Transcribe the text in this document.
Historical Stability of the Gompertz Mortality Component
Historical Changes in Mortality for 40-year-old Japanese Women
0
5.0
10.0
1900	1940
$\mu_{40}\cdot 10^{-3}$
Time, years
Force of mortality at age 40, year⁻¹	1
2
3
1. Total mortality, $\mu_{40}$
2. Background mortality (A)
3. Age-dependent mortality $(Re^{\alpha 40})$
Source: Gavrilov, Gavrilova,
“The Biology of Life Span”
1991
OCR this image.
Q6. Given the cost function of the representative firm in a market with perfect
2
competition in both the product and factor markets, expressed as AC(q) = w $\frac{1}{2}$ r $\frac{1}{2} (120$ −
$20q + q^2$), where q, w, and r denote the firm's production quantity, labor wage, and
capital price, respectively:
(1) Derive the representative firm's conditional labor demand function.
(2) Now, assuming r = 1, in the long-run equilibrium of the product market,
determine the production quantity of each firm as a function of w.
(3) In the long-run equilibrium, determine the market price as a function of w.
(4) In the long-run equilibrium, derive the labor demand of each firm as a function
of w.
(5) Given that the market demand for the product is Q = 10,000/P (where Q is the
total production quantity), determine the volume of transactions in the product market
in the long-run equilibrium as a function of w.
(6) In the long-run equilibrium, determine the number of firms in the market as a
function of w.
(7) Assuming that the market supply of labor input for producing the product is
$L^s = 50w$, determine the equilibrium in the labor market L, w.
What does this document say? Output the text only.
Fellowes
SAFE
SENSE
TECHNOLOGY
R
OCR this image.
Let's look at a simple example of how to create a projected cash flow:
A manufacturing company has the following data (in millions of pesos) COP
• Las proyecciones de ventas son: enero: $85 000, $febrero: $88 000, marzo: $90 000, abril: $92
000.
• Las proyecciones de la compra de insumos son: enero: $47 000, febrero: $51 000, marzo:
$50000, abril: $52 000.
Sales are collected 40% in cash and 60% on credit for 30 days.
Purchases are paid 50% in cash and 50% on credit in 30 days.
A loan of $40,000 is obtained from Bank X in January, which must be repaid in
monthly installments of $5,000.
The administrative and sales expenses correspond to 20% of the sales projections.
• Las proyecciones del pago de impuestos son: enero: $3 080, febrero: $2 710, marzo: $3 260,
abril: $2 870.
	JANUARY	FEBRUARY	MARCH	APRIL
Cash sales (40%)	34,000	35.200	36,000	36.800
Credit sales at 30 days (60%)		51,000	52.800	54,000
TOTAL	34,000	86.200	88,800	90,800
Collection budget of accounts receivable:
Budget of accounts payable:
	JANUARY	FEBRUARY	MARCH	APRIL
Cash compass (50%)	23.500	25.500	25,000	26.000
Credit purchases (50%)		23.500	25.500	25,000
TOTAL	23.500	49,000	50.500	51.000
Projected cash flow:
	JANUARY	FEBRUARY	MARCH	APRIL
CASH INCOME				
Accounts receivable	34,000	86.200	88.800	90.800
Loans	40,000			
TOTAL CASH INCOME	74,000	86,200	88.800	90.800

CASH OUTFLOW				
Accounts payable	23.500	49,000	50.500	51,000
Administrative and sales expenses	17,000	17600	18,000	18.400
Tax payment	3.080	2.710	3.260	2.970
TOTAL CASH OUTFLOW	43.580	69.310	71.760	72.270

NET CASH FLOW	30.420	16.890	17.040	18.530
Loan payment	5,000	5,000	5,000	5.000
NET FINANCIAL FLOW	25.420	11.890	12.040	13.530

+--

▸ **Required work**: Write the material out exactly, with nothing left out.

▸ **Result below**:
Transcribe the text in this document.
Historical Stability of the Gompertz Mortality Component
Historical Changes in Mortality for 40-year-old Japanese Women
0
5.0
10.0
1900	1940
$\mu_{40}\cdot 10^{-3}$
Time, years
Force of mortality at age 40, year⁻¹	1
2
3
1. Total mortality, $\mu_{40}$
2. Background mortality (A)
3. Age-dependent mortality $(Re^{\alpha 40})$
Source: Gavrilov, Gavrilova,
“The Biology of Life Span”
1991
OCR this image.
Q6. Given the cost function of the representative firm in a market with perfect
2
competition in both the product and factor markets, expressed as AC(q) = w $\frac{1}{2}$ r $\frac{1}{2} (120$ −
$20q + q^2$), where q, w, and r denote the firm's production quantity, labor wage, and
capital price, respectively:
(1) Derive the representative firm's conditional labor demand function.
(2) Now, assuming r = 1, in the long-run equilibrium of the product market,
determine the production quantity of each firm as a function of w.
(3) In the long-run equilibrium, determine the market price as a function of w.
(4) In the long-run equilibrium, derive the labor demand of each firm as a function
of w.
(5) Given that the market demand for the product is Q = 10,000/P (where Q is the
total production quantity), determine the volume of transactions in the product market
in the long-run equilibrium as a function of w.
(6) In the long-run equilibrium, determine the number of firms in the market as a
function of w.
(7) Assuming that the market supply of labor input for producing the product is
$L^s = 50w$, determine the equilibrium in the labor market L, w.
What does this document say? Output the text only.
Fellowes
SAFE
SENSE
TECHNOLOGY
R
OCR this image.
Let's look at a simple example of how to create a projected cash flow:
A manufacturing company has the following data (in millions of pesos) COP
• Las proyecciones de ventas son: enero: $85 000, $febrero: $88 000, marzo: $90 000, abril: $92
000.
• Las proyecciones de la compra de insumos son: enero: $47 000, febrero: $51 000, marzo:
$50000, abril: $52 000.
Sales are collected 40% in cash and 60% on credit for 30 days.
Purchases are paid 50% in cash and 50% on credit in 30 days.
A loan of $40,000 is obtained from Bank X in January, which must be repaid in
monthly installments of $5,000.
The administrative and sales expenses correspond to 20% of the sales projections.
• Las proyecciones del pago de impuestos son: enero: $3 080, febrero: $2 710, marzo: $3 260,
abril: $2 870.
	JANUARY	FEBRUARY	MARCH	APRIL
Cash sales (40%)	34,000	35.200	36,000	36.800
Credit sales at 30 days (60%)		51,000	52.800	54,000
TOTAL	34,000	86.200	88,800	90,800
Collection budget of accounts receivable:
Budget of accounts payable:
	JANUARY	FEBRUARY	MARCH	APRIL
Cash compass (50%)	23.500	25.500	25,000	26.000
Credit purchases (50%)		23.500	25.500	25,000
TOTAL	23.500	49,000	50.500	51.000
Projected cash flow:
	JANUARY	FEBRUARY	MARCH	APRIL
CASH INCOME				
Accounts receivable	34,000	86.200	88.800	90.800
Loans	40,000			
TOTAL CASH INCOME	74,000	86,200	88.800	90.800

CASH OUTFLOW				
Accounts payable	23.500	49,000	50.500	51,000
Administrative and sales expenses	17,000	17600	18,000	18.400
Tax payment	3.080	2.710	3.260	2.970
TOTAL CASH OUTFLOW	43.580	69.310	71.760	72.270

NET CASH FLOW	30.420	16.890	17.040	18.530
Loan payment	5,000	5,000	5,000	5.000
NET FINANCIAL FLOW	25.420	11.890	12.040	13.530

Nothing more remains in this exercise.